**Brief**
Below are records to be output exactly, every one of them.

**Recorded data**
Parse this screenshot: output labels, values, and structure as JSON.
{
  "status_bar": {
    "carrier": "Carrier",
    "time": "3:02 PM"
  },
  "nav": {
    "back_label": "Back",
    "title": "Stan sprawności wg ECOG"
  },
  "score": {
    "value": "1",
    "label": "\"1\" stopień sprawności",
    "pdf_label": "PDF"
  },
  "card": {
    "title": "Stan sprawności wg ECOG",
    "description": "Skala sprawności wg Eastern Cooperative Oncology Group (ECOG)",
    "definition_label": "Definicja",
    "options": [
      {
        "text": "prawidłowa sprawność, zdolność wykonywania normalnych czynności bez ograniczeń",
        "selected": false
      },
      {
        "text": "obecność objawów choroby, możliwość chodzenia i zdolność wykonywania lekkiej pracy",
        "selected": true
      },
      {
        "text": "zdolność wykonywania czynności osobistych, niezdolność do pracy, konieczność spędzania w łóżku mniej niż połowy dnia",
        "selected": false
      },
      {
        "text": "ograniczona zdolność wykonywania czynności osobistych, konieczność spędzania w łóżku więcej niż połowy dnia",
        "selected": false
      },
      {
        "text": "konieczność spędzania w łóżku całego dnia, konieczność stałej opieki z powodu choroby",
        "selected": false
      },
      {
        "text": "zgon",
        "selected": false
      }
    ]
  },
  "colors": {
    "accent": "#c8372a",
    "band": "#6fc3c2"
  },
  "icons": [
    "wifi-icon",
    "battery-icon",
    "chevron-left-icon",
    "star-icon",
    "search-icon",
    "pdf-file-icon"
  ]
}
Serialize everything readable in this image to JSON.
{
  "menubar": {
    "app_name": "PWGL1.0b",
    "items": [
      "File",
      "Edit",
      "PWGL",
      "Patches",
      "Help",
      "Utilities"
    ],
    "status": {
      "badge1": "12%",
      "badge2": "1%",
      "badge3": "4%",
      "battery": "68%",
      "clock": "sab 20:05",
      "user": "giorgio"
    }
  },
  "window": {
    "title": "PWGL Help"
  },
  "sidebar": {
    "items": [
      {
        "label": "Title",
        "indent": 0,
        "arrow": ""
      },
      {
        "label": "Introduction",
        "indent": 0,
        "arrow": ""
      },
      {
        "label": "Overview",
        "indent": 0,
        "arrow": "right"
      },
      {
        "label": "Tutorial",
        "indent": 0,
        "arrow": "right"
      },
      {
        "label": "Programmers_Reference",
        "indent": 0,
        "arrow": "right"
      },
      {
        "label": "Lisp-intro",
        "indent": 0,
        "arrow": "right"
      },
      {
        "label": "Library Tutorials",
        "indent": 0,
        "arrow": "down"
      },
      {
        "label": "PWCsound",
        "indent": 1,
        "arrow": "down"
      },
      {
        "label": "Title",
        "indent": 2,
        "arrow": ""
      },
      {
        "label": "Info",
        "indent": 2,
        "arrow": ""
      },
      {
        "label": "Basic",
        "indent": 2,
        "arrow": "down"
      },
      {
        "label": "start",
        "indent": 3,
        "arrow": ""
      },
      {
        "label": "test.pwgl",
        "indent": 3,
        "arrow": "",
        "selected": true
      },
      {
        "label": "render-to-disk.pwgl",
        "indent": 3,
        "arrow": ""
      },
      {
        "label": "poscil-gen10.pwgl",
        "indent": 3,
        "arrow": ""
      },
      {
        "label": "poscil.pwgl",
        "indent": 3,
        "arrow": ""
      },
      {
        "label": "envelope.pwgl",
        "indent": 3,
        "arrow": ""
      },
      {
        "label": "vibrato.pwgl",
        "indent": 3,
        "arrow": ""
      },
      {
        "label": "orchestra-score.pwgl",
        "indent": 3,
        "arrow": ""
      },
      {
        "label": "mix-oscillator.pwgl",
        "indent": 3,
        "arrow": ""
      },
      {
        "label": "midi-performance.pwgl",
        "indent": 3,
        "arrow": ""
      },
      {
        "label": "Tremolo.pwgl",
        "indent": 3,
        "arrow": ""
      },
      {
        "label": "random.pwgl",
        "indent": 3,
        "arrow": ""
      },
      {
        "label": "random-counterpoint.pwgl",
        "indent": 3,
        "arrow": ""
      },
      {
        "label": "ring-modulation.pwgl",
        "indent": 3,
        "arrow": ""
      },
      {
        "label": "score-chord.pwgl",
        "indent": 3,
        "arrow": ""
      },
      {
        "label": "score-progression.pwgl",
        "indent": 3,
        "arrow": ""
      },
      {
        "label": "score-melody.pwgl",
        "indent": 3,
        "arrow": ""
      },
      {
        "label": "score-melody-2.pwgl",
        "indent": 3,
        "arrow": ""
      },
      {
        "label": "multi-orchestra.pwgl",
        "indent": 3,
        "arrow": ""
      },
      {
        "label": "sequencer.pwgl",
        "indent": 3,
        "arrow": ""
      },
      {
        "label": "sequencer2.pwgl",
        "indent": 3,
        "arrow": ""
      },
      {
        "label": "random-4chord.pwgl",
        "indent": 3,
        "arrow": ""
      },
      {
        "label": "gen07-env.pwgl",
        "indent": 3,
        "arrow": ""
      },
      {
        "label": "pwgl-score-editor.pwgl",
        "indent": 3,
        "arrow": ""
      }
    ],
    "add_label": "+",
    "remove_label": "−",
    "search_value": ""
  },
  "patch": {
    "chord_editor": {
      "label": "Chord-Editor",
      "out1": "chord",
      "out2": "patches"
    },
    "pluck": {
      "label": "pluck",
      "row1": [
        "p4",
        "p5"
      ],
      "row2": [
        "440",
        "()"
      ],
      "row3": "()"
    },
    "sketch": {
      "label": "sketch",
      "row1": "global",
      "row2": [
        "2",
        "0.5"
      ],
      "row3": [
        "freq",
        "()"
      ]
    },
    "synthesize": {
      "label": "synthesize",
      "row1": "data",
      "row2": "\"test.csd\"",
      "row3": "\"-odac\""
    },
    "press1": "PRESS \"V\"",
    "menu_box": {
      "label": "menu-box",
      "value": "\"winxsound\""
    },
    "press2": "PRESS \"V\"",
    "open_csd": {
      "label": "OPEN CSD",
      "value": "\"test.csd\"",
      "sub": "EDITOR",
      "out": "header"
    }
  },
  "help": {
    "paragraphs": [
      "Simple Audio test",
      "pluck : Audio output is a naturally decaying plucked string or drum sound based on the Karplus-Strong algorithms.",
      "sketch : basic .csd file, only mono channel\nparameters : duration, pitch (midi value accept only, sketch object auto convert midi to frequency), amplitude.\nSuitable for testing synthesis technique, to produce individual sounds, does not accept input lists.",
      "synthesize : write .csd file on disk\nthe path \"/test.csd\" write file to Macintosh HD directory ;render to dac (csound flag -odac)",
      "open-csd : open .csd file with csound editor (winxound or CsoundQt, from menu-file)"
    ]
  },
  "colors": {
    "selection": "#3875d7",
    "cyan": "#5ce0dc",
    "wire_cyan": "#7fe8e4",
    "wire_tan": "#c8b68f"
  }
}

**Result of this exercise**
Parse this screenshot: output labels, values, and structure as JSON.
{
  "status_bar": {
    "carrier": "Carrier",
    "time": "3:02 PM"
  },
  "nav": {
    "back_label": "Back",
    "title": "Stan sprawności wg ECOG"
  },
  "score": {
    "value": "1",
    "label": "\"1\" stopień sprawności",
    "pdf_label": "PDF"
  },
  "card": {
    "title": "Stan sprawności wg ECOG",
    "description": "Skala sprawności wg Eastern Cooperative Oncology Group (ECOG)",
    "definition_label": "Definicja",
    "options": [
      {
        "text": "prawidłowa sprawność, zdolność wykonywania normalnych czynności bez ograniczeń",
        "selected": false
      },
      {
        "text": "obecność objawów choroby, możliwość chodzenia i zdolność wykonywania lekkiej pracy",
        "selected": true
      },
      {
        "text": "zdolność wykonywania czynności osobistych, niezdolność do pracy, konieczność spędzania w łóżku mniej niż połowy dnia",
        "selected": false
      },
      {
        "text": "ograniczona zdolność wykonywania czynności osobistych, konieczność spędzania w łóżku więcej niż połowy dnia",
        "selected": false
      },
      {
        "text": "konieczność spędzania w łóżku całego dnia, konieczność stałej opieki z powodu choroby",
        "selected": false
      },
      {
        "text": "zgon",
        "selected": false
      }
    ]
  },
  "colors": {
    "accent": "#c8372a",
    "band": "#6fc3c2"
  },
  "icons": [
    "wifi-icon",
    "battery-icon",
    "chevron-left-icon",
    "star-icon",
    "search-icon",
    "pdf-file-icon"
  ]
}
Serialize everything readable in this image to JSON.
{
  "menubar": {
    "app_name": "PWGL1.0b",
    "items": [
      "File",
      "Edit",
      "PWGL",
      "Patches",
      "Help",
      "Utilities"
    ],
    "status": {
      "badge1": "12%",
      "badge2": "1%",
      "badge3": "4%",
      "battery": "68%",
      "clock": "sab 20:05",
      "user": "giorgio"
    }
  },
  "window": {
    "title": "PWGL Help"
  },
  "sidebar": {
    "items": [
      {
        "label": "Title",
        "indent": 0,
        "arrow": ""
      },
      {
        "label": "Introduction",
        "indent": 0,
        "arrow": ""
      },
      {
        "label": "Overview",
        "indent": 0,
        "arrow": "right"
      },
      {
        "label": "Tutorial",
        "indent": 0,
        "arrow": "right"
      },
      {
        "label": "Programmers_Reference",
        "indent": 0,
        "arrow": "right"
      },
      {
        "label": "Lisp-intro",
        "indent": 0,
        "arrow": "right"
      },
      {
        "label": "Library Tutorials",
        "indent": 0,
        "arrow": "down"
      },
      {
        "label": "PWCsound",
        "indent": 1,
        "arrow": "down"
      },
      {
        "label": "Title",
        "indent": 2,
        "arrow": ""
      },
      {
        "label": "Info",
        "indent": 2,
        "arrow": ""
      },
      {
        "label": "Basic",
        "indent": 2,
        "arrow": "down"
      },
      {
        "label": "start",
        "indent": 3,
        "arrow": ""
      },
      {
        "label": "test.pwgl",
        "indent": 3,
        "arrow": "",
        "selected": true
      },
      {
        "label": "render-to-disk.pwgl",
        "indent": 3,
        "arrow": ""
      },
      {
        "label": "poscil-gen10.pwgl",
        "indent": 3,
        "arrow": ""
      },
      {
        "label": "poscil.pwgl",
        "indent": 3,
        "arrow": ""
      },
      {
        "label": "envelope.pwgl",
        "indent": 3,
        "arrow": ""
      },
      {
        "label": "vibrato.pwgl",
        "indent": 3,
        "arrow": ""
      },
      {
        "label": "orchestra-score.pwgl",
        "indent": 3,
        "arrow": ""
      },
      {
        "label": "mix-oscillator.pwgl",
        "indent": 3,
        "arrow": ""
      },
      {
        "label": "midi-performance.pwgl",
        "indent": 3,
        "arrow": ""
      },
      {
        "label": "Tremolo.pwgl",
        "indent": 3,
        "arrow": ""
      },
      {
        "label": "random.pwgl",
        "indent": 3,
        "arrow": ""
      },
      {
        "label": "random-counterpoint.pwgl",
        "indent": 3,
        "arrow": ""
      },
      {
        "label": "ring-modulation.pwgl",
        "indent": 3,
        "arrow": ""
      },
      {
        "label": "score-chord.pwgl",
        "indent": 3,
        "arrow": ""
      },
      {
        "label": "score-progression.pwgl",
        "indent": 3,
        "arrow": ""
      },
      {
        "label": "score-melody.pwgl",
        "indent": 3,
        "arrow": ""
      },
      {
        "label": "score-melody-2.pwgl",
        "indent": 3,
        "arrow": ""
      },
      {
        "label": "multi-orchestra.pwgl",
        "indent": 3,
        "arrow": ""
      },
      {
        "label": "sequencer.pwgl",
        "indent": 3,
        "arrow": ""
      },
      {
        "label": "sequencer2.pwgl",
        "indent": 3,
        "arrow": ""
      },
      {
        "label": "random-4chord.pwgl",
        "indent": 3,
        "arrow": ""
      },
      {
        "label": "gen07-env.pwgl",
        "indent": 3,
        "arrow": ""
      },
      {
        "label": "pwgl-score-editor.pwgl",
        "indent": 3,
        "arrow": ""
      }
    ],
    "add_label": "+",
    "remove_label": "−",
    "search_value": ""
  },
  "patch": {
    "chord_editor": {
      "label": "Chord-Editor",
      "out1": "chord",
      "out2": "patches"
    },
    "pluck": {
      "label": "pluck",
      "row1": [
        "p4",
        "p5"
      ],
      "row2": [
        "440",
        "()"
      ],
      "row3": "()"
    },
    "sketch": {
      "label": "sketch",
      "row1": "global",
      "row2": [
        "2",
        "0.5"
      ],
      "row3": [
        "freq",
        "()"
      ]
    },
    "synthesize": {
      "label": "synthesize",
      "row1": "data",
      "row2": "\"test.csd\"",
      "row3": "\"-odac\""
    },
    "press1": "PRESS \"V\"",
    "menu_box": {
      "label": "menu-box",
      "value": "\"winxsound\""
    },
    "press2": "PRESS \"V\"",
    "open_csd": {
      "label": "OPEN CSD",
      "value": "\"test.csd\"",
      "sub": "EDITOR",
      "out": "header"
    }
  },
  "help": {
    "paragraphs": [
      "Simple Audio test",
      "pluck : Audio output is a naturally decaying plucked string or drum sound based on the Karplus-Strong algorithms.",
      "sketch : basic .csd file, only mono channel\nparameters : duration, pitch (midi value accept only, sketch object auto convert midi to frequency), amplitude.\nSuitable for testing synthesis technique, to produce individual sounds, does not accept input lists.",
      "synthesize : write .csd file on disk\nthe path \"/test.csd\" write file to Macintosh HD directory ;render to dac (csound flag -odac)",
      "open-csd : open .csd file with csound editor (winxound or CsoundQt, from menu-file)"
    ]
  },
  "colors": {
    "selection": "#3875d7",
    "cyan": "#5ce0dc",
    "wire_cyan": "#7fe8e4",
    "wire_tan": "#c8b68f"
  }
}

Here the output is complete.